-- BEGIN Records for processing --

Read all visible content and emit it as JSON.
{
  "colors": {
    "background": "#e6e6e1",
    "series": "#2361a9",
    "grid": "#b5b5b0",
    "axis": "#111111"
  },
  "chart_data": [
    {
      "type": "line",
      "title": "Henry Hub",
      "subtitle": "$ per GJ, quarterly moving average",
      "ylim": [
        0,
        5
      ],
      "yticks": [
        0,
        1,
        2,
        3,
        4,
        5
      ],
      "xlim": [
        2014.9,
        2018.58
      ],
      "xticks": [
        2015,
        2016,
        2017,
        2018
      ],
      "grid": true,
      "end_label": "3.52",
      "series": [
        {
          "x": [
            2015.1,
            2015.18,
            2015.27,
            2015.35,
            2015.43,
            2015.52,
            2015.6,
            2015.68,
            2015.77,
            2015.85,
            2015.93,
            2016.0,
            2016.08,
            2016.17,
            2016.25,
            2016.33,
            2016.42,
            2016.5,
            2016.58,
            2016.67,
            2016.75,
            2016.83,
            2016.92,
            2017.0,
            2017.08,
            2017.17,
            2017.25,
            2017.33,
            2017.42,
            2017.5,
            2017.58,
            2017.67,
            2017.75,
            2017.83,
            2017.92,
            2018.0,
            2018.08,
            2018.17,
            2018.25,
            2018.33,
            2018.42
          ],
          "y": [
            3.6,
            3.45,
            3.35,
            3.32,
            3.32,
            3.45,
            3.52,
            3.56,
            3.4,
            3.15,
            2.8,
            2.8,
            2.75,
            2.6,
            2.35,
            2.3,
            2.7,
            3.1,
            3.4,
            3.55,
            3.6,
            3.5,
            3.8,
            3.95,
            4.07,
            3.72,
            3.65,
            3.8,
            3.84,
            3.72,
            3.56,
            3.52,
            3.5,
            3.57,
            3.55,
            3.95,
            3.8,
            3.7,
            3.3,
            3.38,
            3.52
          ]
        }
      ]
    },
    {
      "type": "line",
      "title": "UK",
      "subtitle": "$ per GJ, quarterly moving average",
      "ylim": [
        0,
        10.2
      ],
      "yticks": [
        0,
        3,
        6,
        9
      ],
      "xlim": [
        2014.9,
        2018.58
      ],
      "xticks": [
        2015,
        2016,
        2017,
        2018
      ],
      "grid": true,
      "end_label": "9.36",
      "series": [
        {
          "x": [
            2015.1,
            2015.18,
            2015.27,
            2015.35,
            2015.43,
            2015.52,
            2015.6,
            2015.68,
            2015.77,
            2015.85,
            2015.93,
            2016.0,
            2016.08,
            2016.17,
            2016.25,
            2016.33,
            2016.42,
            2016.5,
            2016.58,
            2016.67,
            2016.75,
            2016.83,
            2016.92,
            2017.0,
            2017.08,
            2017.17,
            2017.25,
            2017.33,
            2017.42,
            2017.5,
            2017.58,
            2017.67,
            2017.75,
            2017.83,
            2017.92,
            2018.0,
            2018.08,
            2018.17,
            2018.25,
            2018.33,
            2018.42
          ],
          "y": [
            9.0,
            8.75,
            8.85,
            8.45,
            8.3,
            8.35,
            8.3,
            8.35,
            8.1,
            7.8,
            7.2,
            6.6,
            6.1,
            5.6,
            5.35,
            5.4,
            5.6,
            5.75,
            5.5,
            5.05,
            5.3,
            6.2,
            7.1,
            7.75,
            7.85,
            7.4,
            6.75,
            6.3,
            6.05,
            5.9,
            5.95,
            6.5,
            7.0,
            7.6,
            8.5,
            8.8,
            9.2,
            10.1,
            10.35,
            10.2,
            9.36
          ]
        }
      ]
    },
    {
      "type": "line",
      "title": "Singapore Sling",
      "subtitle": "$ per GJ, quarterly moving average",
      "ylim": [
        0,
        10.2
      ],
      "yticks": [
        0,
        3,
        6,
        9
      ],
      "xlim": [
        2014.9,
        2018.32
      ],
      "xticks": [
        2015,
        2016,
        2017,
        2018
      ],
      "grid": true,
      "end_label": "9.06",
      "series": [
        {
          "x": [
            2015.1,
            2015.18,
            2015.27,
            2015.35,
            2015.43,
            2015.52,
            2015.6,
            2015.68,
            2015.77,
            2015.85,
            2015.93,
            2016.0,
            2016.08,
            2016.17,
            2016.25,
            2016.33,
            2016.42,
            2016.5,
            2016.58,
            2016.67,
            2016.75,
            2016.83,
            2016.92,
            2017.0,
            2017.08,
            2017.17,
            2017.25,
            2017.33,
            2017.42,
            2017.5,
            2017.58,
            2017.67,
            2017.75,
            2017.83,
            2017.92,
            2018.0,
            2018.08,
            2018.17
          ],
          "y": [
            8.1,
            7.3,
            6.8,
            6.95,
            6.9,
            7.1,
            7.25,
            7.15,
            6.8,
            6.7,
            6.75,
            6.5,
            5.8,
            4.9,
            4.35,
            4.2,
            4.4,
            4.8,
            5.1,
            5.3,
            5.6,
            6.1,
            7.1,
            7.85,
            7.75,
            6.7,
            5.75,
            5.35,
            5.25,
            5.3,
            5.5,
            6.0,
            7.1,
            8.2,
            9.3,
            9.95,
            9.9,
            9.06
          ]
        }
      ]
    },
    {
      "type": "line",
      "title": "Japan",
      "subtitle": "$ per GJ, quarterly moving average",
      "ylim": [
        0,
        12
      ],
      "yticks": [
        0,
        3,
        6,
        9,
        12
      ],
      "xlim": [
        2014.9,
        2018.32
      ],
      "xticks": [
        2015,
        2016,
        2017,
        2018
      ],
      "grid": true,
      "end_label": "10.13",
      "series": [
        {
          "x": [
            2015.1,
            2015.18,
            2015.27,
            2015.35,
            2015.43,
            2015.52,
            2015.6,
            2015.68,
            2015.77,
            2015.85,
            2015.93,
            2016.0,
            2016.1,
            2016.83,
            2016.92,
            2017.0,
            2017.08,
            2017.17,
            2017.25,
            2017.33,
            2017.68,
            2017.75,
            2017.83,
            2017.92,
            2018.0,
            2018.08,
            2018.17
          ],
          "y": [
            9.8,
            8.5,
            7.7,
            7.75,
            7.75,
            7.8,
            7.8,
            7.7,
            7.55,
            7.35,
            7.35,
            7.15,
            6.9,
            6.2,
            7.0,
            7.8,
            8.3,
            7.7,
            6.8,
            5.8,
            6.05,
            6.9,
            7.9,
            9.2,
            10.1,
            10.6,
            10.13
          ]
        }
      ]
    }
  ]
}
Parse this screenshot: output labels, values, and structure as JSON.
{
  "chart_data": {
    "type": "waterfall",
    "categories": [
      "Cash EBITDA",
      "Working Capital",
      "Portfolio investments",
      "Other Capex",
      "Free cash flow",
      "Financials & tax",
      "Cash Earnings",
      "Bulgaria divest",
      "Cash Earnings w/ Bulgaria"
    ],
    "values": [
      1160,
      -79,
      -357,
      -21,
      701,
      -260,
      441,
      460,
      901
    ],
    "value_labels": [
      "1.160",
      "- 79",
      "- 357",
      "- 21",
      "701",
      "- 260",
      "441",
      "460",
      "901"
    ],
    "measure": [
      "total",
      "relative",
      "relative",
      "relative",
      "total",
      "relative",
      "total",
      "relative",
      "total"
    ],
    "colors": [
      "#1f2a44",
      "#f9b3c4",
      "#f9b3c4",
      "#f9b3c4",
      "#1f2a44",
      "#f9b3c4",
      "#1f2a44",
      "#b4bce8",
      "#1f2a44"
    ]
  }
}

-- END Records for processing --

### Your task:
Copy each entry exactly, with nothing added or dropped.

### The solution:
Read all visible content and emit it as JSON.
{
  "colors": {
    "background": "#e6e6e1",
    "series": "#2361a9",
    "grid": "#b5b5b0",
    "axis": "#111111"
  },
  "chart_data": [
    {
      "type": "line",
      "title": "Henry Hub",
      "subtitle": "$ per GJ, quarterly moving average",
      "ylim": [
        0,
        5
      ],
      "yticks": [
        0,
        1,
        2,
        3,
        4,
        5
      ],
      "xlim": [
        2014.9,
        2018.58
      ],
      "xticks": [
        2015,
        2016,
        2017,
        2018
      ],
      "grid": true,
      "end_label": "3.52",
      "series": [
        {
          "x": [
            2015.1,
            2015.18,
            2015.27,
            2015.35,
            2015.43,
            2015.52,
            2015.6,
            2015.68,
            2015.77,
            2015.85,
            2015.93,
            2016.0,
            2016.08,
            2016.17,
            2016.25,
            2016.33,
            2016.42,
            2016.5,
            2016.58,
            2016.67,
            2016.75,
            2016.83,
            2016.92,
            2017.0,
            2017.08,
            2017.17,
            2017.25,
            2017.33,
            2017.42,
            2017.5,
            2017.58,
            2017.67,
            2017.75,
            2017.83,
            2017.92,
            2018.0,
            2018.08,
            2018.17,
            2018.25,
            2018.33,
            2018.42
          ],
          "y": [
            3.6,
            3.45,
            3.35,
            3.32,
            3.32,
            3.45,
            3.52,
            3.56,
            3.4,
            3.15,
            2.8,
            2.8,
            2.75,
            2.6,
            2.35,
            2.3,
            2.7,
            3.1,
            3.4,
            3.55,
            3.6,
            3.5,
            3.8,
            3.95,
            4.07,
            3.72,
            3.65,
            3.8,
            3.84,
            3.72,
            3.56,
            3.52,
            3.5,
            3.57,
            3.55,
            3.95,
            3.8,
            3.7,
            3.3,
            3.38,
            3.52
          ]
        }
      ]
    },
    {
      "type": "line",
      "title": "UK",
      "subtitle": "$ per GJ, quarterly moving average",
      "ylim": [
        0,
        10.2
      ],
      "yticks": [
        0,
        3,
        6,
        9
      ],
      "xlim": [
        2014.9,
        2018.58
      ],
      "xticks": [
        2015,
        2016,
        2017,
        2018
      ],
      "grid": true,
      "end_label": "9.36",
      "series": [
        {
          "x": [
            2015.1,
            2015.18,
            2015.27,
            2015.35,
            2015.43,
            2015.52,
            2015.6,
            2015.68,
            2015.77,
            2015.85,
            2015.93,
            2016.0,
            2016.08,
            2016.17,
            2016.25,
            2016.33,
            2016.42,
            2016.5,
            2016.58,
            2016.67,
            2016.75,
            2016.83,
            2016.92,
            2017.0,
            2017.08,
            2017.17,
            2017.25,
            2017.33,
            2017.42,
            2017.5,
            2017.58,
            2017.67,
            2017.75,
            2017.83,
            2017.92,
            2018.0,
            2018.08,
            2018.17,
            2018.25,
            2018.33,
            2018.42
          ],
          "y": [
            9.0,
            8.75,
            8.85,
            8.45,
            8.3,
            8.35,
            8.3,
            8.35,
            8.1,
            7.8,
            7.2,
            6.6,
            6.1,
            5.6,
            5.35,
            5.4,
            5.6,
            5.75,
            5.5,
            5.05,
            5.3,
            6.2,
            7.1,
            7.75,
            7.85,
            7.4,
            6.75,
            6.3,
            6.05,
            5.9,
            5.95,
            6.5,
            7.0,
            7.6,
            8.5,
            8.8,
            9.2,
            10.1,
            10.35,
            10.2,
            9.36
          ]
        }
      ]
    },
    {
      "type": "line",
      "title": "Singapore Sling",
      "subtitle": "$ per GJ, quarterly moving average",
      "ylim": [
        0,
        10.2
      ],
      "yticks": [
        0,
        3,
        6,
        9
      ],
      "xlim": [
        2014.9,
        2018.32
      ],
      "xticks": [
        2015,
        2016,
        2017,
        2018
      ],
      "grid": true,
      "end_label": "9.06",
      "series": [
        {
          "x": [
            2015.1,
            2015.18,
            2015.27,
            2015.35,
            2015.43,
            2015.52,
            2015.6,
            2015.68,
            2015.77,
            2015.85,
            2015.93,
            2016.0,
            2016.08,
            2016.17,
            2016.25,
            2016.33,
            2016.42,
            2016.5,
            2016.58,
            2016.67,
            2016.75,
            2016.83,
            2016.92,
            2017.0,
            2017.08,
            2017.17,
            2017.25,
            2017.33,
            2017.42,
            2017.5,
            2017.58,
            2017.67,
            2017.75,
            2017.83,
            2017.92,
            2018.0,
            2018.08,
            2018.17
          ],
          "y": [
            8.1,
            7.3,
            6.8,
            6.95,
            6.9,
            7.1,
            7.25,
            7.15,
            6.8,
            6.7,
            6.75,
            6.5,
            5.8,
            4.9,
            4.35,
            4.2,
            4.4,
            4.8,
            5.1,
            5.3,
            5.6,
            6.1,
            7.1,
            7.85,
            7.75,
            6.7,
            5.75,
            5.35,
            5.25,
            5.3,
            5.5,
            6.0,
            7.1,
            8.2,
            9.3,
            9.95,
            9.9,
            9.06
          ]
        }
      ]
    },
    {
      "type": "line",
      "title": "Japan",
      "subtitle": "$ per GJ, quarterly moving average",
      "ylim": [
        0,
        12
      ],
      "yticks": [
        0,
        3,
        6,
        9,
        12
      ],
      "xlim": [
        2014.9,
        2018.32
      ],
      "xticks": [
        2015,
        2016,
        2017,
        2018
      ],
      "grid": true,
      "end_label": "10.13",
      "series": [
        {
          "x": [
            2015.1,
            2015.18,
            2015.27,
            2015.35,
            2015.43,
            2015.52,
            2015.6,
            2015.68,
            2015.77,
            2015.85,
            2015.93,
            2016.0,
            2016.1,
            2016.83,
            2016.92,
            2017.0,
            2017.08,
            2017.17,
            2017.25,
            2017.33,
            2017.68,
            2017.75,
            2017.83,
            2017.92,
            2018.0,
            2018.08,
            2018.17
          ],
          "y": [
            9.8,
            8.5,
            7.7,
            7.75,
            7.75,
            7.8,
            7.8,
            7.7,
            7.55,
            7.35,
            7.35,
            7.15,
            6.9,
            6.2,
            7.0,
            7.8,
            8.3,
            7.7,
            6.8,
            5.8,
            6.05,
            6.9,
            7.9,
            9.2,
            10.1,
            10.6,
            10.13
          ]
        }
      ]
    }
  ]
}
Parse this screenshot: output labels, values, and structure as JSON.
{
  "chart_data": {
    "type": "waterfall",
    "categories": [
      "Cash EBITDA",
      "Working Capital",
      "Portfolio investments",
      "Other Capex",
      "Free cash flow",
      "Financials & tax",
      "Cash Earnings",
      "Bulgaria divest",
      "Cash Earnings w/ Bulgaria"
    ],
    "values": [
      1160,
      -79,
      -357,
      -21,
      701,
      -260,
      441,
      460,
      901
    ],
    "value_labels": [
      "1.160",
      "- 79",
      "- 357",
      "- 21",
      "701",
      "- 260",
      "441",
      "460",
      "901"
    ],
    "measure": [
      "total",
      "relative",
      "relative",
      "relative",
      "total",
      "relative",
      "total",
      "relative",
      "total"
    ],
    "colors": [
      "#1f2a44",
      "#f9b3c4",
      "#f9b3c4",
      "#f9b3c4",
      "#1f2a44",
      "#f9b3c4",
      "#1f2a44",
      "#b4bce8",
      "#1f2a44"
    ]
  }
}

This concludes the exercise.